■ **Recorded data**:

— BEGIN —

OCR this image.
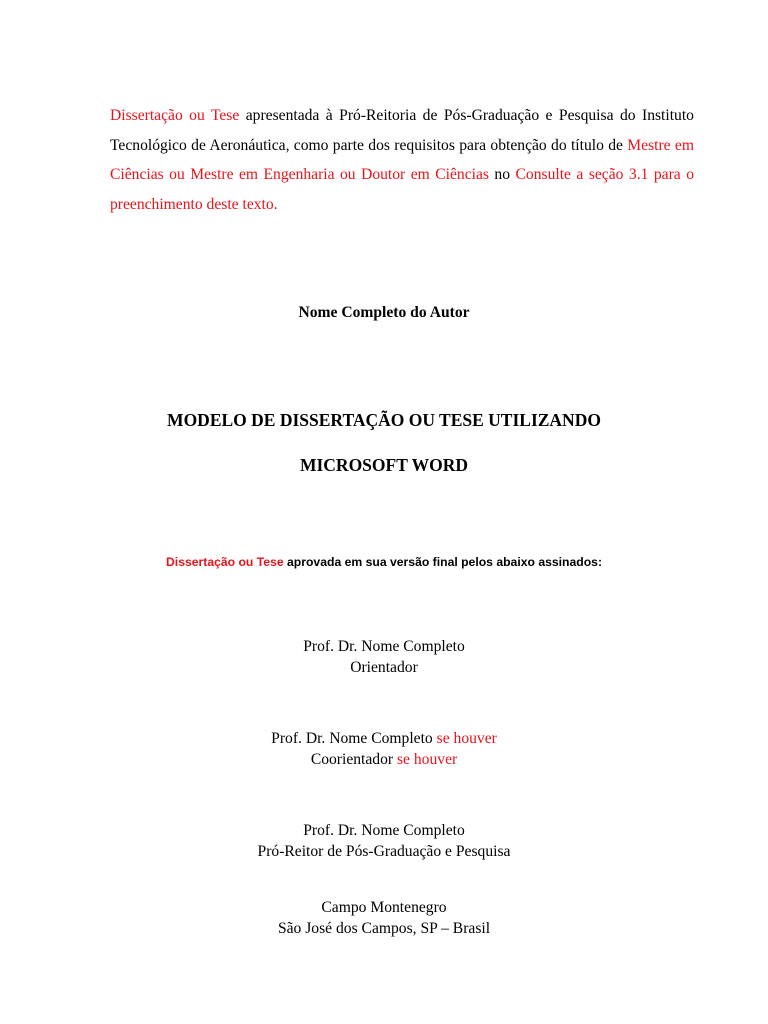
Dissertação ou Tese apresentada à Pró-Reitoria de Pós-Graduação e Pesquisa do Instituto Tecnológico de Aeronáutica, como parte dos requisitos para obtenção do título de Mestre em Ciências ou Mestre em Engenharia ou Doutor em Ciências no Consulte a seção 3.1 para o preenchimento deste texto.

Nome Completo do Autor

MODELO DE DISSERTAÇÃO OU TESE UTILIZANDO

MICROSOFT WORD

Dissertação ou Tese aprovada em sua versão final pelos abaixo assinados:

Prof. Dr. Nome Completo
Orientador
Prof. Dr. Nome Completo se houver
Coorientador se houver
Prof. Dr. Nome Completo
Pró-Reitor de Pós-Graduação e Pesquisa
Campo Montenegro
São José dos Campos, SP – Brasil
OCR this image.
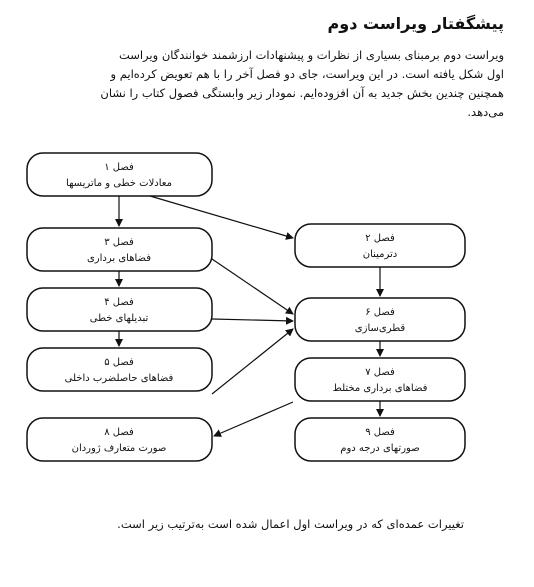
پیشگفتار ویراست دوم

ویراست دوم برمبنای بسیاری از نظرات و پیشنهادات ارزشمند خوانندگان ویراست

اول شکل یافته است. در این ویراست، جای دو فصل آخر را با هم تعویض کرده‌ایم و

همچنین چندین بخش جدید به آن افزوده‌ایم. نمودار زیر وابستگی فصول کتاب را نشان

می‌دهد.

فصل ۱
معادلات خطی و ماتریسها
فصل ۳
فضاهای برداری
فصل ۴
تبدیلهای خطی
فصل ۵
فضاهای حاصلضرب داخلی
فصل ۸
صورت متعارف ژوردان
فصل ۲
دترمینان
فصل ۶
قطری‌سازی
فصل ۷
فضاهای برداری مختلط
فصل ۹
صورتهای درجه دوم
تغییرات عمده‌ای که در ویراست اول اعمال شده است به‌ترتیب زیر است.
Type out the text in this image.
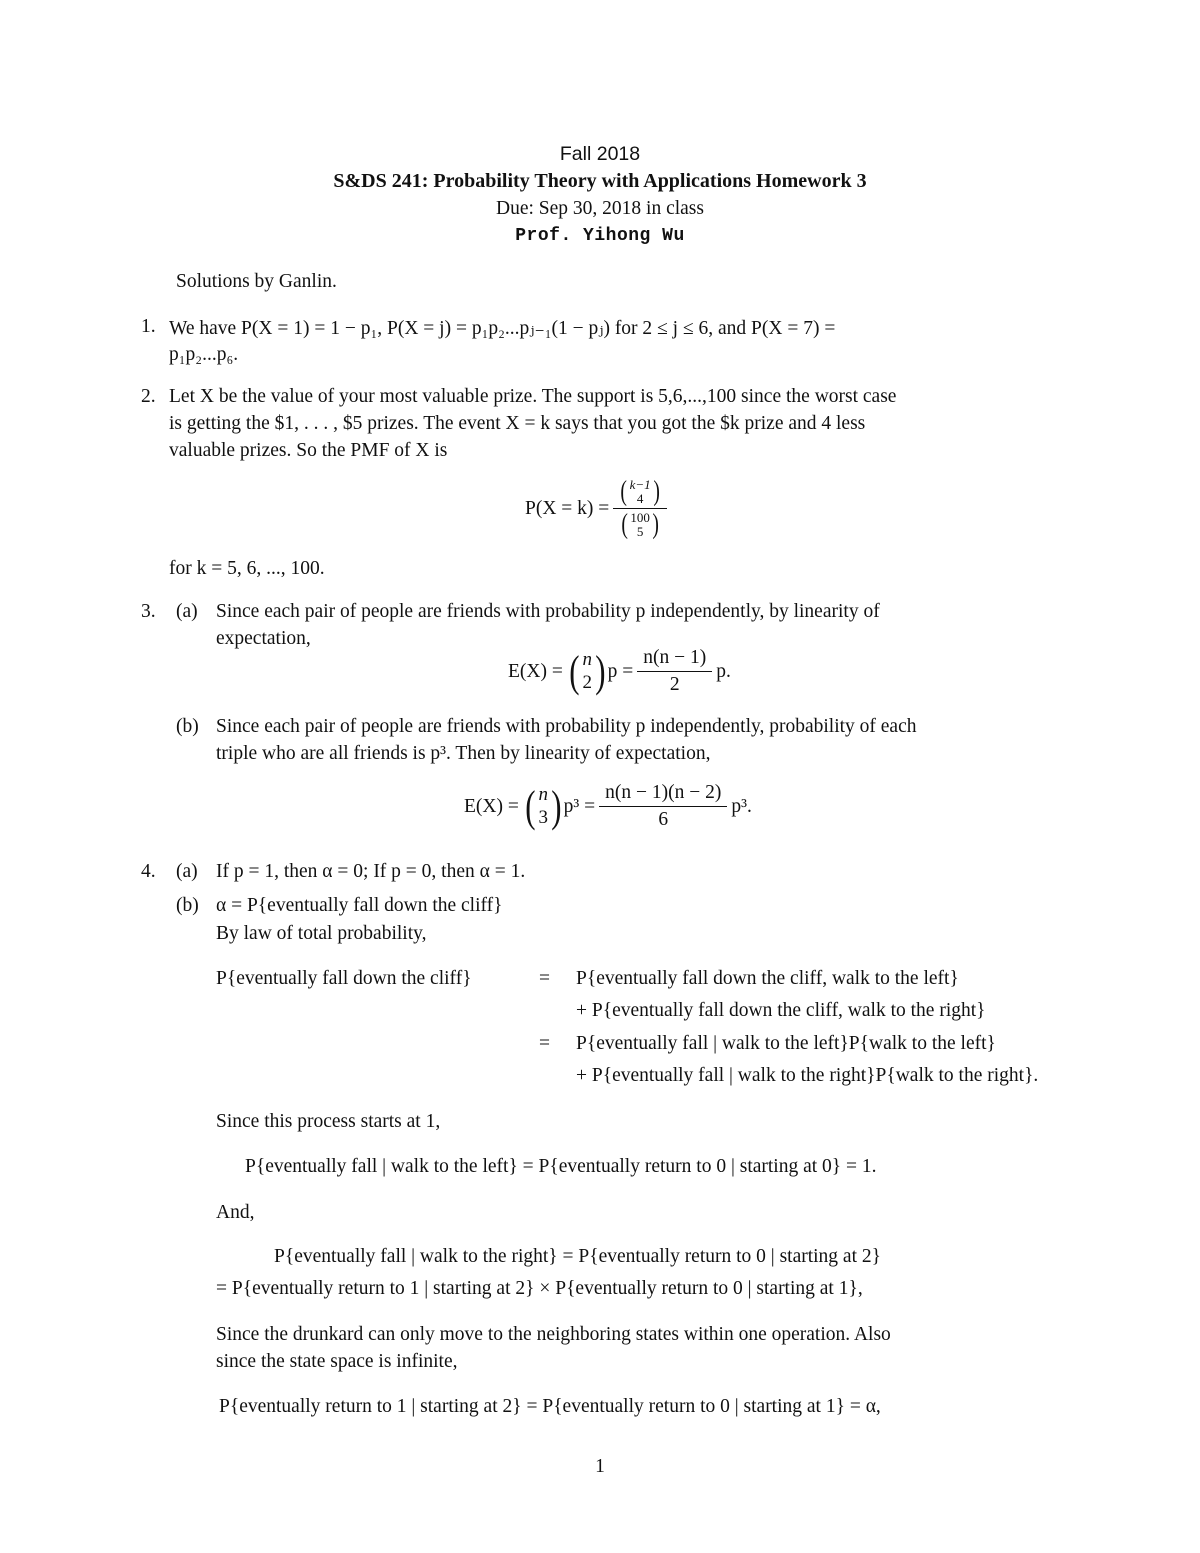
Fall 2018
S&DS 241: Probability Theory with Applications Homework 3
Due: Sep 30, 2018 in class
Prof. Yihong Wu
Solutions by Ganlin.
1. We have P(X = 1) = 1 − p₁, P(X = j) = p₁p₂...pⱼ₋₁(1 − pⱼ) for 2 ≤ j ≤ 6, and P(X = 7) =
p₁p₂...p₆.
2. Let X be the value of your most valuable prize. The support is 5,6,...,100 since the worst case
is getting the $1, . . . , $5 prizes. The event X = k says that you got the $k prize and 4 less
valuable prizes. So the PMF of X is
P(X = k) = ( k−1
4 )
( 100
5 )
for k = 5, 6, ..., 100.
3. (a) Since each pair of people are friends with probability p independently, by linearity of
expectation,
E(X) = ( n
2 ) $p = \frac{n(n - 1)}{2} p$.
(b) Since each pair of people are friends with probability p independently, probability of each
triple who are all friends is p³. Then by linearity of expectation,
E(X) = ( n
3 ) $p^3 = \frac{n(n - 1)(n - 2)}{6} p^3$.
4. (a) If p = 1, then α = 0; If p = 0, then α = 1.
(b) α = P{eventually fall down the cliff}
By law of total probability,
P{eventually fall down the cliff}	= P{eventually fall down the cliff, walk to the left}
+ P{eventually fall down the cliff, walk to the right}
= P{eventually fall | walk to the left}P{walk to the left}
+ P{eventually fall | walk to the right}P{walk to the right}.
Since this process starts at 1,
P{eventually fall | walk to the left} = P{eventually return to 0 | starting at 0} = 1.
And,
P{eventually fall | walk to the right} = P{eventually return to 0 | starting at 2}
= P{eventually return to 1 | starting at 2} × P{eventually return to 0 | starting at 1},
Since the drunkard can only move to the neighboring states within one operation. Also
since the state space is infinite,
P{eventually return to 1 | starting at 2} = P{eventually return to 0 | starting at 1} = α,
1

— END —

■ **YOUR INSTRUCTIONS**:
Give every line above again exactly, with no pictures.

■ **RESPONSE TO THE EXERCISE**:
OCR this image.
Dissertação ou Tese apresentada à Pró-Reitoria de Pós-Graduação e Pesquisa do Instituto Tecnológico de Aeronáutica, como parte dos requisitos para obtenção do título de Mestre em Ciências ou Mestre em Engenharia ou Doutor em Ciências no Consulte a seção 3.1 para o preenchimento deste texto.

Nome Completo do Autor

MODELO DE DISSERTAÇÃO OU TESE UTILIZANDO

MICROSOFT WORD

Dissertação ou Tese aprovada em sua versão final pelos abaixo assinados:

Prof. Dr. Nome Completo
Orientador
Prof. Dr. Nome Completo se houver
Coorientador se houver
Prof. Dr. Nome Completo
Pró-Reitor de Pós-Graduação e Pesquisa
Campo Montenegro
São José dos Campos, SP – Brasil
OCR this image.
پیشگفتار ویراست دوم

ویراست دوم برمبنای بسیاری از نظرات و پیشنهادات ارزشمند خوانندگان ویراست

اول شکل یافته است. در این ویراست، جای دو فصل آخر را با هم تعویض کرده‌ایم و

همچنین چندین بخش جدید به آن افزوده‌ایم. نمودار زیر وابستگی فصول کتاب را نشان

می‌دهد.

فصل ۱
معادلات خطی و ماتریسها
فصل ۳
فضاهای برداری
فصل ۴
تبدیلهای خطی
فصل ۵
فضاهای حاصلضرب داخلی
فصل ۸
صورت متعارف ژوردان
فصل ۲
دترمینان
فصل ۶
قطری‌سازی
فصل ۷
فضاهای برداری مختلط
فصل ۹
صورتهای درجه دوم
تغییرات عمده‌ای که در ویراست اول اعمال شده است به‌ترتیب زیر است.
Type out the text in this image.
Fall 2018
S&DS 241: Probability Theory with Applications Homework 3
Due: Sep 30, 2018 in class
Prof. Yihong Wu
Solutions by Ganlin.
1. We have P(X = 1) = 1 − p₁, P(X = j) = p₁p₂...pⱼ₋₁(1 − pⱼ) for 2 ≤ j ≤ 6, and P(X = 7) =
p₁p₂...p₆.
2. Let X be the value of your most valuable prize. The support is 5,6,...,100 since the worst case
is getting the $1, . . . , $5 prizes. The event X = k says that you got the $k prize and 4 less
valuable prizes. So the PMF of X is
P(X = k) = ( k−1
4 )
( 100
5 )
for k = 5, 6, ..., 100.
3. (a) Since each pair of people are friends with probability p independently, by linearity of
expectation,
E(X) = ( n
2 ) $p = \frac{n(n - 1)}{2} p$.
(b) Since each pair of people are friends with probability p independently, probability of each
triple who are all friends is p³. Then by linearity of expectation,
E(X) = ( n
3 ) $p^3 = \frac{n(n - 1)(n - 2)}{6} p^3$.
4. (a) If p = 1, then α = 0; If p = 0, then α = 1.
(b) α = P{eventually fall down the cliff}
By law of total probability,
P{eventually fall down the cliff}	= P{eventually fall down the cliff, walk to the left}
+ P{eventually fall down the cliff, walk to the right}
= P{eventually fall | walk to the left}P{walk to the left}
+ P{eventually fall | walk to the right}P{walk to the right}.
Since this process starts at 1,
P{eventually fall | walk to the left} = P{eventually return to 0 | starting at 0} = 1.
And,
P{eventually fall | walk to the right} = P{eventually return to 0 | starting at 2}
= P{eventually return to 1 | starting at 2} × P{eventually return to 0 | starting at 1},
Since the drunkard can only move to the neighboring states within one operation. Also
since the state space is infinite,
P{eventually return to 1 | starting at 2} = P{eventually return to 0 | starting at 1} = α,
1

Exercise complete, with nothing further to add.